━━━ GIVEN ENTRIES ━━━

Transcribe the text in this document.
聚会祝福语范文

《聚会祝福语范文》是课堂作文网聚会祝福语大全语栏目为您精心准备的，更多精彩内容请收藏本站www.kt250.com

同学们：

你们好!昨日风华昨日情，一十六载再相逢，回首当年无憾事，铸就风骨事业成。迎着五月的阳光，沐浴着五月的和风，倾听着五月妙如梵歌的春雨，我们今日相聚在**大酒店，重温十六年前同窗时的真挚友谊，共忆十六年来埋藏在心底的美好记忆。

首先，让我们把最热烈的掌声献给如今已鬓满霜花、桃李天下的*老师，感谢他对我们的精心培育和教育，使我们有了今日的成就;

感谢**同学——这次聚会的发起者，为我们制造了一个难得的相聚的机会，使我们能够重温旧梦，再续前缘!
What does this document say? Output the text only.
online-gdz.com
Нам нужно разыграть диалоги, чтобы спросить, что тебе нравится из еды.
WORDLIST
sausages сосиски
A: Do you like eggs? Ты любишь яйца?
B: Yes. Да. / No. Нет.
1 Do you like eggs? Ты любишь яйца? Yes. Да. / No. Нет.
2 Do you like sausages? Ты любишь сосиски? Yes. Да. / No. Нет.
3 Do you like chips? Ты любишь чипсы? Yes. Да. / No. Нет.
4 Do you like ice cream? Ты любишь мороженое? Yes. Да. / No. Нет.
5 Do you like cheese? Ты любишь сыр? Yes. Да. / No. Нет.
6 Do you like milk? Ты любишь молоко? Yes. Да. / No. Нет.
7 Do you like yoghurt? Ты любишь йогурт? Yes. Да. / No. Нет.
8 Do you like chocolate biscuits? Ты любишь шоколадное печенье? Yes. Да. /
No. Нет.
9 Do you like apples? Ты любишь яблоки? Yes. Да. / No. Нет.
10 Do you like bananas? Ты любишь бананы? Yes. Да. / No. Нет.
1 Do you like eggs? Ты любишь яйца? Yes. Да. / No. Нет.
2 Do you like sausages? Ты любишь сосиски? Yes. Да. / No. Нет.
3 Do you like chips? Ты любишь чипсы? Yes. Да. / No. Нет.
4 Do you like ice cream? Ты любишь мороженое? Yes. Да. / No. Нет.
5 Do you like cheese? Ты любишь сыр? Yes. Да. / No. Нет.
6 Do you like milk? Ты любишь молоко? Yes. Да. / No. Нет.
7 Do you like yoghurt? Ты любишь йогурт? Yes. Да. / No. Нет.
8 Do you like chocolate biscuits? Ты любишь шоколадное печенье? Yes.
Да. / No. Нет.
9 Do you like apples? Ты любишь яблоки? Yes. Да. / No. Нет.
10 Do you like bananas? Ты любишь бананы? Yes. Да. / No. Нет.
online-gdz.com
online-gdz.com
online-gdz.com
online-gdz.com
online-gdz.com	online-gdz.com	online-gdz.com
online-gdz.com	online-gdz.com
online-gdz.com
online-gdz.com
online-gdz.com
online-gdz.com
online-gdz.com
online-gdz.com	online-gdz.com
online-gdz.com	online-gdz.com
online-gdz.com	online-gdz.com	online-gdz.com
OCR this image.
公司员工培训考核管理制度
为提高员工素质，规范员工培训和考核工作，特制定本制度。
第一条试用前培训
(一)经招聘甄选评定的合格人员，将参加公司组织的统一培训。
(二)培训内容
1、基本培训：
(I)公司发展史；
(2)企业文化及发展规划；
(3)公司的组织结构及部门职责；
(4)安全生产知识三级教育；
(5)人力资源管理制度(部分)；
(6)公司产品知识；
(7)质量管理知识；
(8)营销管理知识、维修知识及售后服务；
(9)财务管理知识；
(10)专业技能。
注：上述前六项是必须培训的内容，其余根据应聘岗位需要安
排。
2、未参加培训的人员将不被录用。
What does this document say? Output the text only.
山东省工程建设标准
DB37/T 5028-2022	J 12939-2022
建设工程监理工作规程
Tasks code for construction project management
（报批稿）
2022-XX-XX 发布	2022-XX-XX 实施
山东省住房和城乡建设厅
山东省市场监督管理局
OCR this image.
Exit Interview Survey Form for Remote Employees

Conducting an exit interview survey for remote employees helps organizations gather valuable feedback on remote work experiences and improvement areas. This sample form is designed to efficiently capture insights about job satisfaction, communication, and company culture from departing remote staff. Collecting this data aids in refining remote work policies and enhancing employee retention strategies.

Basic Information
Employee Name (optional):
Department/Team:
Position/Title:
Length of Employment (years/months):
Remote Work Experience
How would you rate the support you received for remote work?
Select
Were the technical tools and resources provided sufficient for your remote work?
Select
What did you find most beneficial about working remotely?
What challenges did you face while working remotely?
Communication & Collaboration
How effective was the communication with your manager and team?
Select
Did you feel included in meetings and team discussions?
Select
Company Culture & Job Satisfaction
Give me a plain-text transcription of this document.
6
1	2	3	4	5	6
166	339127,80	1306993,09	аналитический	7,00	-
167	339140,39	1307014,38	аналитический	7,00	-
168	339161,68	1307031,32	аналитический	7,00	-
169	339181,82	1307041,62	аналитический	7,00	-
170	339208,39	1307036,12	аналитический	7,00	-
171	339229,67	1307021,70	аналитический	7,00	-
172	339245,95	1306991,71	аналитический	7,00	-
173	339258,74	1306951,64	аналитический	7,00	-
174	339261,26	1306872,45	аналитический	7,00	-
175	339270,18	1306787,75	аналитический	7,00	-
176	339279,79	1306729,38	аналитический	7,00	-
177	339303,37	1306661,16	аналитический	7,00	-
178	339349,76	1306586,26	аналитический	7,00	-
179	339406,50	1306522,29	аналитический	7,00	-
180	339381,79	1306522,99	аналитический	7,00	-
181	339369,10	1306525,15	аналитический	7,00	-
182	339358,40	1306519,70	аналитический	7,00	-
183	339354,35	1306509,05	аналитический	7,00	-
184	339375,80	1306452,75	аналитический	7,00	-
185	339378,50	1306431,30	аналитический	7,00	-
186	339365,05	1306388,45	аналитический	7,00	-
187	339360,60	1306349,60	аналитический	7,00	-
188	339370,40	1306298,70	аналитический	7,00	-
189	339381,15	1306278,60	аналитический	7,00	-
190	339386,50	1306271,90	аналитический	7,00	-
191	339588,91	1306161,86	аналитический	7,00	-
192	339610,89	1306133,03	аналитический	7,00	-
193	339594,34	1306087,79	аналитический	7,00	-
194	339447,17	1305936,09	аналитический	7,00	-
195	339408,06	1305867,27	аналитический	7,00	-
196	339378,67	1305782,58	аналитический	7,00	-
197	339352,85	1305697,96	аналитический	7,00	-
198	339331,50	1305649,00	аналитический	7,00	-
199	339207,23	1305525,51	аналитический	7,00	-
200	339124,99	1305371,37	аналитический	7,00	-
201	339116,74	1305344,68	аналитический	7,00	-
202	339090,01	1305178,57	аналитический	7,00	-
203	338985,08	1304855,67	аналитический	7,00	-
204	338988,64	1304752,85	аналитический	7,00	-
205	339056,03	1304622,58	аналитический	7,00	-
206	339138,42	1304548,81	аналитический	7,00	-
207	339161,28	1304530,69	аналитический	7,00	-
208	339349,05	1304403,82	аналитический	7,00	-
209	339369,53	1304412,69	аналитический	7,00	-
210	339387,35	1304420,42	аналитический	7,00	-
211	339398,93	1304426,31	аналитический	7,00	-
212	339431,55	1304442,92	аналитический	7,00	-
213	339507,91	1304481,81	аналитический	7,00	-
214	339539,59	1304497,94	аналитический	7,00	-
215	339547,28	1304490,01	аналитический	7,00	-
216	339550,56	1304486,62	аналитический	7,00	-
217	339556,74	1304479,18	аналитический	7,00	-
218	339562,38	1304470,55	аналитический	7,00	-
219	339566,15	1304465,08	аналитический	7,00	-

━━━

Return the listing above in its exact form.

** OUTPUT OF THE EXERCISE **
Transcribe the text in this document.
聚会祝福语范文

《聚会祝福语范文》是课堂作文网聚会祝福语大全语栏目为您精心准备的，更多精彩内容请收藏本站www.kt250.com

同学们：

你们好!昨日风华昨日情，一十六载再相逢，回首当年无憾事，铸就风骨事业成。迎着五月的阳光，沐浴着五月的和风，倾听着五月妙如梵歌的春雨，我们今日相聚在**大酒店，重温十六年前同窗时的真挚友谊，共忆十六年来埋藏在心底的美好记忆。

首先，让我们把最热烈的掌声献给如今已鬓满霜花、桃李天下的*老师，感谢他对我们的精心培育和教育，使我们有了今日的成就;

感谢**同学——这次聚会的发起者，为我们制造了一个难得的相聚的机会，使我们能够重温旧梦，再续前缘!
What does this document say? Output the text only.
online-gdz.com
Нам нужно разыграть диалоги, чтобы спросить, что тебе нравится из еды.
WORDLIST
sausages сосиски
A: Do you like eggs? Ты любишь яйца?
B: Yes. Да. / No. Нет.
1 Do you like eggs? Ты любишь яйца? Yes. Да. / No. Нет.
2 Do you like sausages? Ты любишь сосиски? Yes. Да. / No. Нет.
3 Do you like chips? Ты любишь чипсы? Yes. Да. / No. Нет.
4 Do you like ice cream? Ты любишь мороженое? Yes. Да. / No. Нет.
5 Do you like cheese? Ты любишь сыр? Yes. Да. / No. Нет.
6 Do you like milk? Ты любишь молоко? Yes. Да. / No. Нет.
7 Do you like yoghurt? Ты любишь йогурт? Yes. Да. / No. Нет.
8 Do you like chocolate biscuits? Ты любишь шоколадное печенье? Yes. Да. /
No. Нет.
9 Do you like apples? Ты любишь яблоки? Yes. Да. / No. Нет.
10 Do you like bananas? Ты любишь бананы? Yes. Да. / No. Нет.
1 Do you like eggs? Ты любишь яйца? Yes. Да. / No. Нет.
2 Do you like sausages? Ты любишь сосиски? Yes. Да. / No. Нет.
3 Do you like chips? Ты любишь чипсы? Yes. Да. / No. Нет.
4 Do you like ice cream? Ты любишь мороженое? Yes. Да. / No. Нет.
5 Do you like cheese? Ты любишь сыр? Yes. Да. / No. Нет.
6 Do you like milk? Ты любишь молоко? Yes. Да. / No. Нет.
7 Do you like yoghurt? Ты любишь йогурт? Yes. Да. / No. Нет.
8 Do you like chocolate biscuits? Ты любишь шоколадное печенье? Yes.
Да. / No. Нет.
9 Do you like apples? Ты любишь яблоки? Yes. Да. / No. Нет.
10 Do you like bananas? Ты любишь бананы? Yes. Да. / No. Нет.
online-gdz.com
online-gdz.com
online-gdz.com
online-gdz.com
online-gdz.com	online-gdz.com	online-gdz.com
online-gdz.com	online-gdz.com
online-gdz.com
online-gdz.com
online-gdz.com
online-gdz.com
online-gdz.com
online-gdz.com	online-gdz.com
online-gdz.com	online-gdz.com
online-gdz.com	online-gdz.com	online-gdz.com
OCR this image.
公司员工培训考核管理制度
为提高员工素质，规范员工培训和考核工作，特制定本制度。
第一条试用前培训
(一)经招聘甄选评定的合格人员，将参加公司组织的统一培训。
(二)培训内容
1、基本培训：
(I)公司发展史；
(2)企业文化及发展规划；
(3)公司的组织结构及部门职责；
(4)安全生产知识三级教育；
(5)人力资源管理制度(部分)；
(6)公司产品知识；
(7)质量管理知识；
(8)营销管理知识、维修知识及售后服务；
(9)财务管理知识；
(10)专业技能。
注：上述前六项是必须培训的内容，其余根据应聘岗位需要安
排。
2、未参加培训的人员将不被录用。
What does this document say? Output the text only.
山东省工程建设标准
DB37/T 5028-2022	J 12939-2022
建设工程监理工作规程
Tasks code for construction project management
（报批稿）
2022-XX-XX 发布	2022-XX-XX 实施
山东省住房和城乡建设厅
山东省市场监督管理局
OCR this image.
Exit Interview Survey Form for Remote Employees

Conducting an exit interview survey for remote employees helps organizations gather valuable feedback on remote work experiences and improvement areas. This sample form is designed to efficiently capture insights about job satisfaction, communication, and company culture from departing remote staff. Collecting this data aids in refining remote work policies and enhancing employee retention strategies.

Basic Information
Employee Name (optional):
Department/Team:
Position/Title:
Length of Employment (years/months):
Remote Work Experience
How would you rate the support you received for remote work?
Select
Were the technical tools and resources provided sufficient for your remote work?
Select
What did you find most beneficial about working remotely?
What challenges did you face while working remotely?
Communication & Collaboration
How effective was the communication with your manager and team?
Select
Did you feel included in meetings and team discussions?
Select
Company Culture & Job Satisfaction
Give me a plain-text transcription of this document.
6
1	2	3	4	5	6
166	339127,80	1306993,09	аналитический	7,00	-
167	339140,39	1307014,38	аналитический	7,00	-
168	339161,68	1307031,32	аналитический	7,00	-
169	339181,82	1307041,62	аналитический	7,00	-
170	339208,39	1307036,12	аналитический	7,00	-
171	339229,67	1307021,70	аналитический	7,00	-
172	339245,95	1306991,71	аналитический	7,00	-
173	339258,74	1306951,64	аналитический	7,00	-
174	339261,26	1306872,45	аналитический	7,00	-
175	339270,18	1306787,75	аналитический	7,00	-
176	339279,79	1306729,38	аналитический	7,00	-
177	339303,37	1306661,16	аналитический	7,00	-
178	339349,76	1306586,26	аналитический	7,00	-
179	339406,50	1306522,29	аналитический	7,00	-
180	339381,79	1306522,99	аналитический	7,00	-
181	339369,10	1306525,15	аналитический	7,00	-
182	339358,40	1306519,70	аналитический	7,00	-
183	339354,35	1306509,05	аналитический	7,00	-
184	339375,80	1306452,75	аналитический	7,00	-
185	339378,50	1306431,30	аналитический	7,00	-
186	339365,05	1306388,45	аналитический	7,00	-
187	339360,60	1306349,60	аналитический	7,00	-
188	339370,40	1306298,70	аналитический	7,00	-
189	339381,15	1306278,60	аналитический	7,00	-
190	339386,50	1306271,90	аналитический	7,00	-
191	339588,91	1306161,86	аналитический	7,00	-
192	339610,89	1306133,03	аналитический	7,00	-
193	339594,34	1306087,79	аналитический	7,00	-
194	339447,17	1305936,09	аналитический	7,00	-
195	339408,06	1305867,27	аналитический	7,00	-
196	339378,67	1305782,58	аналитический	7,00	-
197	339352,85	1305697,96	аналитический	7,00	-
198	339331,50	1305649,00	аналитический	7,00	-
199	339207,23	1305525,51	аналитический	7,00	-
200	339124,99	1305371,37	аналитический	7,00	-
201	339116,74	1305344,68	аналитический	7,00	-
202	339090,01	1305178,57	аналитический	7,00	-
203	338985,08	1304855,67	аналитический	7,00	-
204	338988,64	1304752,85	аналитический	7,00	-
205	339056,03	1304622,58	аналитический	7,00	-
206	339138,42	1304548,81	аналитический	7,00	-
207	339161,28	1304530,69	аналитический	7,00	-
208	339349,05	1304403,82	аналитический	7,00	-
209	339369,53	1304412,69	аналитический	7,00	-
210	339387,35	1304420,42	аналитический	7,00	-
211	339398,93	1304426,31	аналитический	7,00	-
212	339431,55	1304442,92	аналитический	7,00	-
213	339507,91	1304481,81	аналитический	7,00	-
214	339539,59	1304497,94	аналитический	7,00	-
215	339547,28	1304490,01	аналитический	7,00	-
216	339550,56	1304486,62	аналитический	7,00	-
217	339556,74	1304479,18	аналитический	7,00	-
218	339562,38	1304470,55	аналитический	7,00	-
219	339566,15	1304465,08	аналитический	7,00	-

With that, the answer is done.